**THE REQUEST:** Search the material below for the string "source" and list each line that holds it.

┄┄┄┄┄┄┄┄┄┄

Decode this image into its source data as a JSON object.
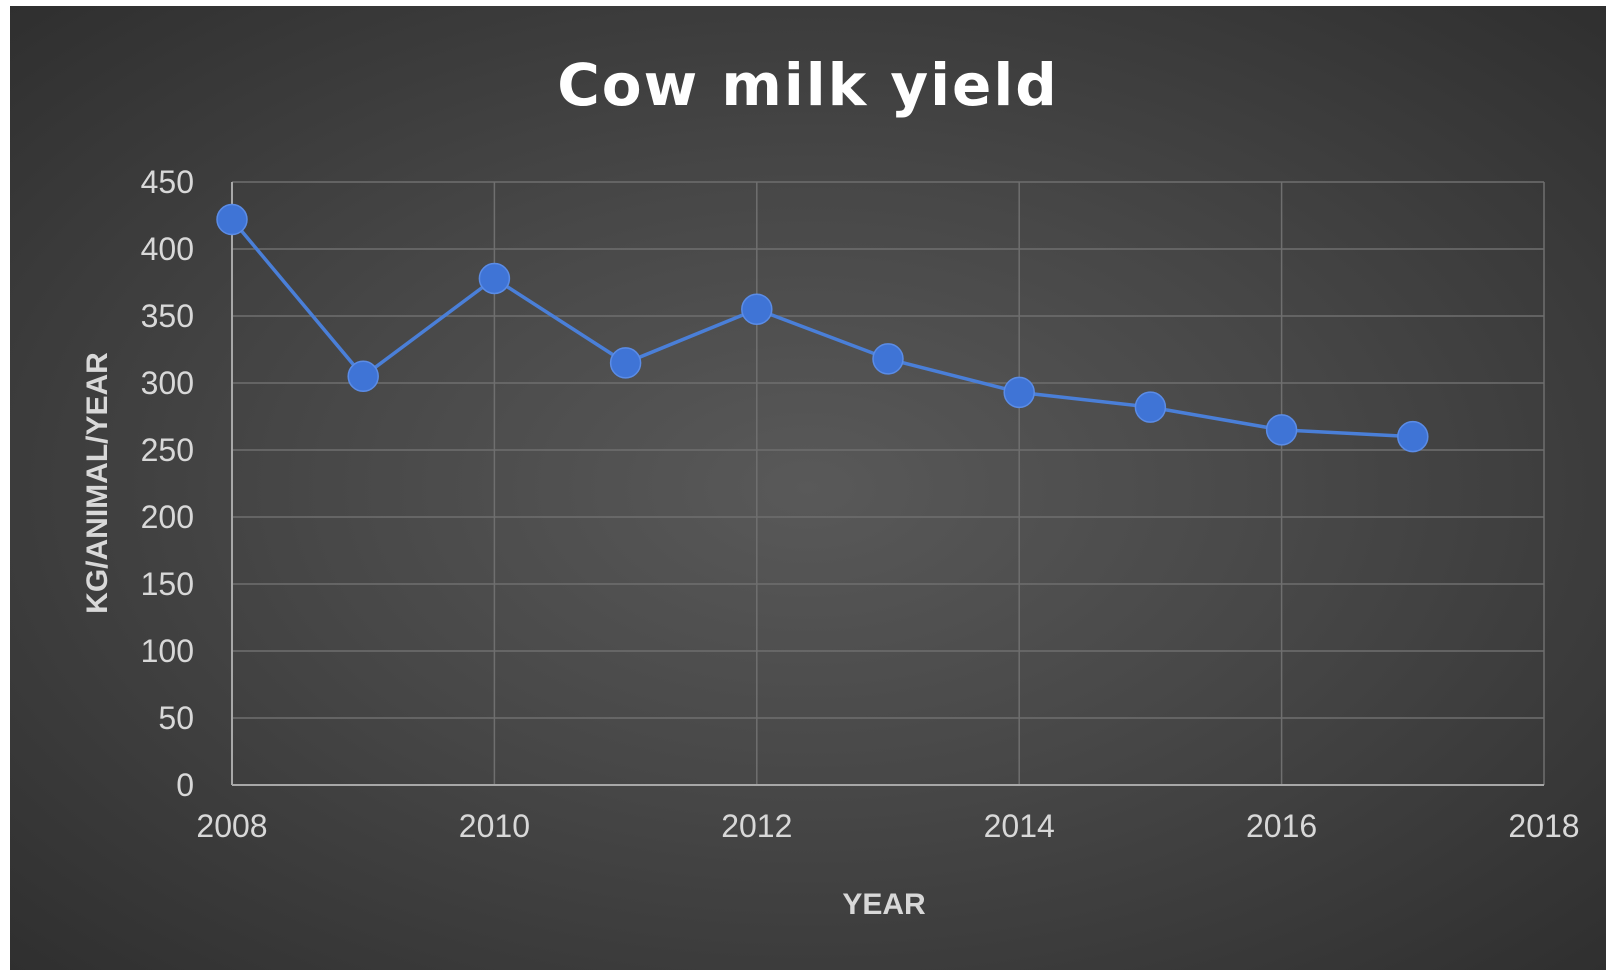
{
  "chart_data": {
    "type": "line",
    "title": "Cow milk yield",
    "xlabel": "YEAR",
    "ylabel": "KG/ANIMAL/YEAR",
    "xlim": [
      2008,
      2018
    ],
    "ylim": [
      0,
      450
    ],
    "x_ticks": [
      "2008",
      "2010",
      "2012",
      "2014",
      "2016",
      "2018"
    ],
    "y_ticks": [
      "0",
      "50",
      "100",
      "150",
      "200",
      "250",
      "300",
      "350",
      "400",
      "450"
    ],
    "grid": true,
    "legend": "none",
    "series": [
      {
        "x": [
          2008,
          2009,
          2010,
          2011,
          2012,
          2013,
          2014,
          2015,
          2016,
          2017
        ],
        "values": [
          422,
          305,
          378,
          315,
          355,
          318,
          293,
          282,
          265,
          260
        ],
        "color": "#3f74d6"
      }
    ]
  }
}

┄┄┄┄┄┄┄┄┄┄

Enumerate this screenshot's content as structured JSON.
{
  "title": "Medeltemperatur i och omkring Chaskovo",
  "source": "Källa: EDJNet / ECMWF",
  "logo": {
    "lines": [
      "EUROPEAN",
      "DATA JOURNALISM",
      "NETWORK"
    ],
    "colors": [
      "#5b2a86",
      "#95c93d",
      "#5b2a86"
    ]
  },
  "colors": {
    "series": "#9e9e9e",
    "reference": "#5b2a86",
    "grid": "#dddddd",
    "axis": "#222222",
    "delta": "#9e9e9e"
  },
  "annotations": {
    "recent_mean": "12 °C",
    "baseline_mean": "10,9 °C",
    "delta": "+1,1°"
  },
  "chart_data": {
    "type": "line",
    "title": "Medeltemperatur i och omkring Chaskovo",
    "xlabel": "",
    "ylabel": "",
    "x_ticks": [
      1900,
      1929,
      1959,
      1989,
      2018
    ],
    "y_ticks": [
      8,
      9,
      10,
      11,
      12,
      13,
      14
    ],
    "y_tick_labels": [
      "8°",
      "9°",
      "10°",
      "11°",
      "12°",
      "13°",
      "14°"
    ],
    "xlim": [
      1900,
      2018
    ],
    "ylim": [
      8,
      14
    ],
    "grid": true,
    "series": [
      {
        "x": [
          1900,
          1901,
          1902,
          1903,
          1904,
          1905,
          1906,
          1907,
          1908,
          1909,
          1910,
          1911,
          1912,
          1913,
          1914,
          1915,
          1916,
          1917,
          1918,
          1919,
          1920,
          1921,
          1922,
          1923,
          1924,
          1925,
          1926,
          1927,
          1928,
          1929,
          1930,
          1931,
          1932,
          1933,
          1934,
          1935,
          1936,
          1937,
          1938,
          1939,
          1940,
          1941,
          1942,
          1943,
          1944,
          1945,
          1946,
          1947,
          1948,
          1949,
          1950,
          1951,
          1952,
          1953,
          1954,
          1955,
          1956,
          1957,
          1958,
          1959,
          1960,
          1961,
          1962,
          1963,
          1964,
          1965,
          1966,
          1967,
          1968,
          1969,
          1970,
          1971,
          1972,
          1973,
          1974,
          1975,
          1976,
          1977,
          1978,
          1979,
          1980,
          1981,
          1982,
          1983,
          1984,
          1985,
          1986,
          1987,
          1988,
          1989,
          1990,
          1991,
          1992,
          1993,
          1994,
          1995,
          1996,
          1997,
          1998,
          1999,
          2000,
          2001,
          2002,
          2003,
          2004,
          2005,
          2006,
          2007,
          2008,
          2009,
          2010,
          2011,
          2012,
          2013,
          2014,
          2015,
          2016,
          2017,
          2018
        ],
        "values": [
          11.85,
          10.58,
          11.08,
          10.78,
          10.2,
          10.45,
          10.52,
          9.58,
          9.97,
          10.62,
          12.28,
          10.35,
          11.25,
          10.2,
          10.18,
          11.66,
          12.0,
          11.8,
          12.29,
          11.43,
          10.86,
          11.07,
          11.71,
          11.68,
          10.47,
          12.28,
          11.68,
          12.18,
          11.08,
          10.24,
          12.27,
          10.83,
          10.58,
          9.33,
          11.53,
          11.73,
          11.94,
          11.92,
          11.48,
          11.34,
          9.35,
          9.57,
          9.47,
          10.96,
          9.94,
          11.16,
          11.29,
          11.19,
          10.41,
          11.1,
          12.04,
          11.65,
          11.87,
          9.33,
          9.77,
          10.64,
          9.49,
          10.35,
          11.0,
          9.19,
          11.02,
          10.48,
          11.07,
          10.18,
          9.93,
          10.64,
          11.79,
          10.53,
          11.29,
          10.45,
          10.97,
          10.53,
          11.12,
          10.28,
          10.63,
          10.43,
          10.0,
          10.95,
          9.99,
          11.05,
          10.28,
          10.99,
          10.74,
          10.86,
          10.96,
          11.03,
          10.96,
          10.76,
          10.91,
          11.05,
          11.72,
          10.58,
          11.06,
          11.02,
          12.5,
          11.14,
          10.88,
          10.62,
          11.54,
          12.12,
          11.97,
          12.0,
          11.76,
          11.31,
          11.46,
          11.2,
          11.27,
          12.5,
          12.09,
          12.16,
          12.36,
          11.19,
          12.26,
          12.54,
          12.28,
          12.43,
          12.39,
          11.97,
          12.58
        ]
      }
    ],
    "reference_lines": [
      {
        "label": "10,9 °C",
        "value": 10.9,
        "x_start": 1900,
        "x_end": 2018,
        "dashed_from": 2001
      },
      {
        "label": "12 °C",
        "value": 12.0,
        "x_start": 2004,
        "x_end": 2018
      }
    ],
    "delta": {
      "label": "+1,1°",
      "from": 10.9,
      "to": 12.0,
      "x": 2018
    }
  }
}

┄┄┄┄┄┄┄┄┄┄

**EXERCISE RESULT:**
Decode this image into its source data as a JSON object.
  "source": "Källa: EDJNet / ECMWF",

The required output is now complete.